THE TASK:
Make an exact copy of all the records.

EXERCISE MATERIAL:
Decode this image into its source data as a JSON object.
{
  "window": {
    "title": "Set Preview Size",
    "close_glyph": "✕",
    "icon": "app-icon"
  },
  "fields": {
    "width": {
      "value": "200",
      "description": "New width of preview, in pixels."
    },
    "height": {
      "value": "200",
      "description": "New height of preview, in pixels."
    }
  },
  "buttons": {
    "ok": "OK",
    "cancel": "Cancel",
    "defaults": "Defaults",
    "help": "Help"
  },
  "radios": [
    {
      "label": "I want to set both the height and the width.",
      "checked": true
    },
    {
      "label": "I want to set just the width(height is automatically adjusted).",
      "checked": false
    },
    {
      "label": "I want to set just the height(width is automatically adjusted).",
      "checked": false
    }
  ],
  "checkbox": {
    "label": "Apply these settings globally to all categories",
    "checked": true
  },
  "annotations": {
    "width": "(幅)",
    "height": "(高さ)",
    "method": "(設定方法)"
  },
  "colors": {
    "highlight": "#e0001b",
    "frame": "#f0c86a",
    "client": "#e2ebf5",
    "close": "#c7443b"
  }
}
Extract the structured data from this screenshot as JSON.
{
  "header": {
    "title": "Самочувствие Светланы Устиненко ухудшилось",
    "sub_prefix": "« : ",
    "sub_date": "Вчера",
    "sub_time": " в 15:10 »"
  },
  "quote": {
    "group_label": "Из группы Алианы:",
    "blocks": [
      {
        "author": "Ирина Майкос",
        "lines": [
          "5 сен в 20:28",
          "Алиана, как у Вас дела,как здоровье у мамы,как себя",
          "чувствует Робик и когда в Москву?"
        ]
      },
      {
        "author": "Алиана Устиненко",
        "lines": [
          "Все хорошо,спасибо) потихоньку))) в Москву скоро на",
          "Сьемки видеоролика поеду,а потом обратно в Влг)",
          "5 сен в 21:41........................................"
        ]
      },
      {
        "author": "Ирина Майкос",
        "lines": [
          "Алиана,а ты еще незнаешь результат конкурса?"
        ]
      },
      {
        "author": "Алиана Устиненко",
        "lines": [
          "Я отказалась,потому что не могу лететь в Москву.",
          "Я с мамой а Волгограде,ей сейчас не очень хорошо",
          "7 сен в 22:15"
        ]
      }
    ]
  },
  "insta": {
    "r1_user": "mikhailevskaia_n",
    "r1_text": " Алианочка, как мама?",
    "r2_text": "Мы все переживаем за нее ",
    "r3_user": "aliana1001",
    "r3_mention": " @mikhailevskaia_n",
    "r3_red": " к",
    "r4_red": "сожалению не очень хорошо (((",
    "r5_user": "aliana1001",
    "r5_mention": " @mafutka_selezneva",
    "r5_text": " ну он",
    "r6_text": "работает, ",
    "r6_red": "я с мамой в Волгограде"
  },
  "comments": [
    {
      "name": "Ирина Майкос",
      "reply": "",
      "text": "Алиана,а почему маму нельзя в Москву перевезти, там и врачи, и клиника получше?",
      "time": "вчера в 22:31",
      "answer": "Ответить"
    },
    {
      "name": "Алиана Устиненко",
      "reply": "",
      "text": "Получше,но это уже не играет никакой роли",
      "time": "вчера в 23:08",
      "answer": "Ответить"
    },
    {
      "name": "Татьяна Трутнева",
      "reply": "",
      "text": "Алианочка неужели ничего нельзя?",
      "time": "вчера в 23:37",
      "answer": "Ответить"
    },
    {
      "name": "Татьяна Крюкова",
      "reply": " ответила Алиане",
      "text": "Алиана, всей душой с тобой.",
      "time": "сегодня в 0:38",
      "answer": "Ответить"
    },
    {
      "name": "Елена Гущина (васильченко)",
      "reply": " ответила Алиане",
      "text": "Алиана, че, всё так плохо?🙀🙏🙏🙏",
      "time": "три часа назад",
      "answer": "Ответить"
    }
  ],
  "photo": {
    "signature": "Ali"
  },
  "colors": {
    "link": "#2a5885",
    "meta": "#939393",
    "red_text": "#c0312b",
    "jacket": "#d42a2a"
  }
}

RESPONSE:
Decode this image into its source data as a JSON object.
{
  "window": {
    "title": "Set Preview Size",
    "close_glyph": "✕",
    "icon": "app-icon"
  },
  "fields": {
    "width": {
      "value": "200",
      "description": "New width of preview, in pixels."
    },
    "height": {
      "value": "200",
      "description": "New height of preview, in pixels."
    }
  },
  "buttons": {
    "ok": "OK",
    "cancel": "Cancel",
    "defaults": "Defaults",
    "help": "Help"
  },
  "radios": [
    {
      "label": "I want to set both the height and the width.",
      "checked": true
    },
    {
      "label": "I want to set just the width(height is automatically adjusted).",
      "checked": false
    },
    {
      "label": "I want to set just the height(width is automatically adjusted).",
      "checked": false
    }
  ],
  "checkbox": {
    "label": "Apply these settings globally to all categories",
    "checked": true
  },
  "annotations": {
    "width": "(幅)",
    "height": "(高さ)",
    "method": "(設定方法)"
  },
  "colors": {
    "highlight": "#e0001b",
    "frame": "#f0c86a",
    "client": "#e2ebf5",
    "close": "#c7443b"
  }
}
Extract the structured data from this screenshot as JSON.
{
  "header": {
    "title": "Самочувствие Светланы Устиненко ухудшилось",
    "sub_prefix": "« : ",
    "sub_date": "Вчера",
    "sub_time": " в 15:10 »"
  },
  "quote": {
    "group_label": "Из группы Алианы:",
    "blocks": [
      {
        "author": "Ирина Майкос",
        "lines": [
          "5 сен в 20:28",
          "Алиана, как у Вас дела,как здоровье у мамы,как себя",
          "чувствует Робик и когда в Москву?"
        ]
      },
      {
        "author": "Алиана Устиненко",
        "lines": [
          "Все хорошо,спасибо) потихоньку))) в Москву скоро на",
          "Сьемки видеоролика поеду,а потом обратно в Влг)",
          "5 сен в 21:41........................................"
        ]
      },
      {
        "author": "Ирина Майкос",
        "lines": [
          "Алиана,а ты еще незнаешь результат конкурса?"
        ]
      },
      {
        "author": "Алиана Устиненко",
        "lines": [
          "Я отказалась,потому что не могу лететь в Москву.",
          "Я с мамой а Волгограде,ей сейчас не очень хорошо",
          "7 сен в 22:15"
        ]
      }
    ]
  },
  "insta": {
    "r1_user": "mikhailevskaia_n",
    "r1_text": " Алианочка, как мама?",
    "r2_text": "Мы все переживаем за нее ",
    "r3_user": "aliana1001",
    "r3_mention": " @mikhailevskaia_n",
    "r3_red": " к",
    "r4_red": "сожалению не очень хорошо (((",
    "r5_user": "aliana1001",
    "r5_mention": " @mafutka_selezneva",
    "r5_text": " ну он",
    "r6_text": "работает, ",
    "r6_red": "я с мамой в Волгограде"
  },
  "comments": [
    {
      "name": "Ирина Майкос",
      "reply": "",
      "text": "Алиана,а почему маму нельзя в Москву перевезти, там и врачи, и клиника получше?",
      "time": "вчера в 22:31",
      "answer": "Ответить"
    },
    {
      "name": "Алиана Устиненко",
      "reply": "",
      "text": "Получше,но это уже не играет никакой роли",
      "time": "вчера в 23:08",
      "answer": "Ответить"
    },
    {
      "name": "Татьяна Трутнева",
      "reply": "",
      "text": "Алианочка неужели ничего нельзя?",
      "time": "вчера в 23:37",
      "answer": "Ответить"
    },
    {
      "name": "Татьяна Крюкова",
      "reply": " ответила Алиане",
      "text": "Алиана, всей душой с тобой.",
      "time": "сегодня в 0:38",
      "answer": "Ответить"
    },
    {
      "name": "Елена Гущина (васильченко)",
      "reply": " ответила Алиане",
      "text": "Алиана, че, всё так плохо?🙀🙏🙏🙏",
      "time": "три часа назад",
      "answer": "Ответить"
    }
  ],
  "photo": {
    "signature": "Ali"
  },
  "colors": {
    "link": "#2a5885",
    "meta": "#939393",
    "red_text": "#c0312b",
    "jacket": "#d42a2a"
  }
}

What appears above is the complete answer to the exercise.